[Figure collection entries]
-- START --

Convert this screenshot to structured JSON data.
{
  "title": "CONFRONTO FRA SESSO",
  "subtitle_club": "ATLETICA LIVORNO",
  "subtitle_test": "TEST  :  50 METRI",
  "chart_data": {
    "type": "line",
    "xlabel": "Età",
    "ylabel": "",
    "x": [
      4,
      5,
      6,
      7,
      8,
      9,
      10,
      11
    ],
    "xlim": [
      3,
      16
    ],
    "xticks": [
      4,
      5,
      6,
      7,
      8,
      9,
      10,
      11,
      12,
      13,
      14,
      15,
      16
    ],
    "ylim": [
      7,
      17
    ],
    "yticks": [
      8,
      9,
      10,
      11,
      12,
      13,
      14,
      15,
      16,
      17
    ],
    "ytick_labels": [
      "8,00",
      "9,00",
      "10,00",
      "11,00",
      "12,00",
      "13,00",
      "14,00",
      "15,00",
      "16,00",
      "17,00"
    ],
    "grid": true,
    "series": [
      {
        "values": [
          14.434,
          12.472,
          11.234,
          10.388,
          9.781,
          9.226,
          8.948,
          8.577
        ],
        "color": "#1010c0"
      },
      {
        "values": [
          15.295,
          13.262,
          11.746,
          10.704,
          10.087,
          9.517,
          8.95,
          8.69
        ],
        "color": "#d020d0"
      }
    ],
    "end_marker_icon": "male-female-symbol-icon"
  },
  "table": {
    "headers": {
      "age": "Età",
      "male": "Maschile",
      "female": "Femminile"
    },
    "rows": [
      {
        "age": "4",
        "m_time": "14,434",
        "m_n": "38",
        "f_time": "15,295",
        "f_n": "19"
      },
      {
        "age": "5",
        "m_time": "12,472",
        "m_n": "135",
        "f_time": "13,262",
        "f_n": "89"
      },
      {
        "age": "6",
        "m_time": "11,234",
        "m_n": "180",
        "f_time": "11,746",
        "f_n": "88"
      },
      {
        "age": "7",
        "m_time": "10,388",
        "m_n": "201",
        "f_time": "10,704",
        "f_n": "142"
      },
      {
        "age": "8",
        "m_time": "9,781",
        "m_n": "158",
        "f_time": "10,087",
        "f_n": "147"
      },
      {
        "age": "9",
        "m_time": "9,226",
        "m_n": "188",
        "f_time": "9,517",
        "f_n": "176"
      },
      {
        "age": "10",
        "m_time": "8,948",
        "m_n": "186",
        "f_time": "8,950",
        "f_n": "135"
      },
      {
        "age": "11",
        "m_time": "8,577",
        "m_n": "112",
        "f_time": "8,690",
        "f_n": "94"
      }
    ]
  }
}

-- END --

-- The problem --
Show all lines above holding "female".

-- Response to this task --
    "end_marker_icon": "male-female-symbol-icon"
      "female": "Femminile"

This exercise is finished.